_Written exercise:_ Identify every line in the records below that contains the word "失分较多", and copy each of those lines.

--- start Given records ---

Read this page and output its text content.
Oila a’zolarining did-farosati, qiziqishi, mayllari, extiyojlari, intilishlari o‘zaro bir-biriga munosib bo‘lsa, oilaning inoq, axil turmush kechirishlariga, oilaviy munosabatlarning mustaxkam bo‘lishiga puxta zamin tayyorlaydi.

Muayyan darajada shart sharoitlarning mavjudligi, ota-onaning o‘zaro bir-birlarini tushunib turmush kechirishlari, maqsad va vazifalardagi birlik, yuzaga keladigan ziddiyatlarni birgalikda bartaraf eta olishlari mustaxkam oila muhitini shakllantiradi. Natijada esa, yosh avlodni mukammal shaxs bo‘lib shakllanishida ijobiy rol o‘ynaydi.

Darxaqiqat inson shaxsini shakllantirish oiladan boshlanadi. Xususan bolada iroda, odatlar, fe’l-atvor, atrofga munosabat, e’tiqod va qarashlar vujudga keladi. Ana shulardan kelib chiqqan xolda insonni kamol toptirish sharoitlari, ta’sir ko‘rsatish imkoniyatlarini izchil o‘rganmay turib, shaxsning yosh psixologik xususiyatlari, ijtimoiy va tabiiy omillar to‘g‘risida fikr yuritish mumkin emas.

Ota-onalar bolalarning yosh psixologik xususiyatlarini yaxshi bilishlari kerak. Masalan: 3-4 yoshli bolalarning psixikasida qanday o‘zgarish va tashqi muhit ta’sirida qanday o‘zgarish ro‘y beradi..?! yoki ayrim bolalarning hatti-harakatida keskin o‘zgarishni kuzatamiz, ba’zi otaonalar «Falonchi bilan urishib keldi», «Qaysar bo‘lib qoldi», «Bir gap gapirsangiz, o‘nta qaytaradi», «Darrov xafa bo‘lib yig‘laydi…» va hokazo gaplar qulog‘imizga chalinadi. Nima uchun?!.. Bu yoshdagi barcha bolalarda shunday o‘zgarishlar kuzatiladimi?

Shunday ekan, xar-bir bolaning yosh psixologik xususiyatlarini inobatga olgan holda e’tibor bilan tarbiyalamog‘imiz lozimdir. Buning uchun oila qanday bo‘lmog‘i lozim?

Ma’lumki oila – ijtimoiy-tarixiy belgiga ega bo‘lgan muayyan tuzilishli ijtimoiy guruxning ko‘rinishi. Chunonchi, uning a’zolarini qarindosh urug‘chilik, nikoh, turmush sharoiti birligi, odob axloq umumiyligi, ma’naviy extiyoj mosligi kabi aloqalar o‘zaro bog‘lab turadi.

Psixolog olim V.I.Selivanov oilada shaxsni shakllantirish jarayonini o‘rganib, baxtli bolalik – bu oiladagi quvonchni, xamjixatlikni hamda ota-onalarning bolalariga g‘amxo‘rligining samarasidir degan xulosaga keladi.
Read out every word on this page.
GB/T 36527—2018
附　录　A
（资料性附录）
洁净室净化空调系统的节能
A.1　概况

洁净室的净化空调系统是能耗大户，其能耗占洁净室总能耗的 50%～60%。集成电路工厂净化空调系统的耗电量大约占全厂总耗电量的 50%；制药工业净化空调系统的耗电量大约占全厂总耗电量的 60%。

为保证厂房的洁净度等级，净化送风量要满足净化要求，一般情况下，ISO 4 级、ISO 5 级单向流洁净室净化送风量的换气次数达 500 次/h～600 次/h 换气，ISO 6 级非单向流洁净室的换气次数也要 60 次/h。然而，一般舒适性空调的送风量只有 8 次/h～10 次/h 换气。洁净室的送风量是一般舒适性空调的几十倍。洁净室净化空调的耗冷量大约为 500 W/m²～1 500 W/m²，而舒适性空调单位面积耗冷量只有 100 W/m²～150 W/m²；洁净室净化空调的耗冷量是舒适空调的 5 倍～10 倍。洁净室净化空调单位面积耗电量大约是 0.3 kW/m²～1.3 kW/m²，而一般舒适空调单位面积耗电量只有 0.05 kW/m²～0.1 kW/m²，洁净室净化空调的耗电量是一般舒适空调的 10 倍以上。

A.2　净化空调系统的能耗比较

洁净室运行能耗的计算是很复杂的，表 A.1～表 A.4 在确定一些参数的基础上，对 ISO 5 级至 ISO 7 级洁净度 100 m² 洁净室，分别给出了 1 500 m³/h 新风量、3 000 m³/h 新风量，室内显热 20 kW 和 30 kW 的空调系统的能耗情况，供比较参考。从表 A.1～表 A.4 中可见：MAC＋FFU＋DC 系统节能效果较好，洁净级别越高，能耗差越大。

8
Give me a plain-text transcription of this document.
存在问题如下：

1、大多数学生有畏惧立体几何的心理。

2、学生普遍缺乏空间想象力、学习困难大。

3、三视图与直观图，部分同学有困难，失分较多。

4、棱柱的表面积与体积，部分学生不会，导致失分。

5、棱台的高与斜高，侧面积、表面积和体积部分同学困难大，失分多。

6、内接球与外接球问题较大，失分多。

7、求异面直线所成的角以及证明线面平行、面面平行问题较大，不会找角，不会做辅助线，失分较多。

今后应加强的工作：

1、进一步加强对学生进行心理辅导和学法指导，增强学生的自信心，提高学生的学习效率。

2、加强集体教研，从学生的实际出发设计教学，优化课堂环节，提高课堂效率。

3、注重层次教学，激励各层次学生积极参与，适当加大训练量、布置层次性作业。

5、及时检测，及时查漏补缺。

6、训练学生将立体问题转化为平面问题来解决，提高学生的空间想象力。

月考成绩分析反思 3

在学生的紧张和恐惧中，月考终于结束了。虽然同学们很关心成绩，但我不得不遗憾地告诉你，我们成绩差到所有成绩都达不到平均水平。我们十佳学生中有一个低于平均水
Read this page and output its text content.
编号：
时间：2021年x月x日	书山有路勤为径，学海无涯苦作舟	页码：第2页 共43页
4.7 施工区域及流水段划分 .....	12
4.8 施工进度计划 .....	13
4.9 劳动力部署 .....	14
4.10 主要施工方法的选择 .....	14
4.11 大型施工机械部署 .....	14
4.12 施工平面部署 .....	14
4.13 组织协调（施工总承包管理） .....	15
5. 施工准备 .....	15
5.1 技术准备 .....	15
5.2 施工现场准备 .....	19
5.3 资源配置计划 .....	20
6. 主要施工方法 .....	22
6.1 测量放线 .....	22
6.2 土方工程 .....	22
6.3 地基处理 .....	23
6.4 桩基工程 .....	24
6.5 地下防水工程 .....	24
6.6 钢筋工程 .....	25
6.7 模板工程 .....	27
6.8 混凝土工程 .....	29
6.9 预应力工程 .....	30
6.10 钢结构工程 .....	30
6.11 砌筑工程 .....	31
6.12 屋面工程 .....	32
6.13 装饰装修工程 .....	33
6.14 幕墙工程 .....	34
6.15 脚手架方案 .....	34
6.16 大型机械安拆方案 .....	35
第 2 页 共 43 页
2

--- end Given records ---

_Answer:_
3、三视图与直观图，部分同学有困难，失分较多。
7、求异面直线所成的角以及证明线面平行、面面平行问题较大，不会找角，不会做辅助线，失分较多。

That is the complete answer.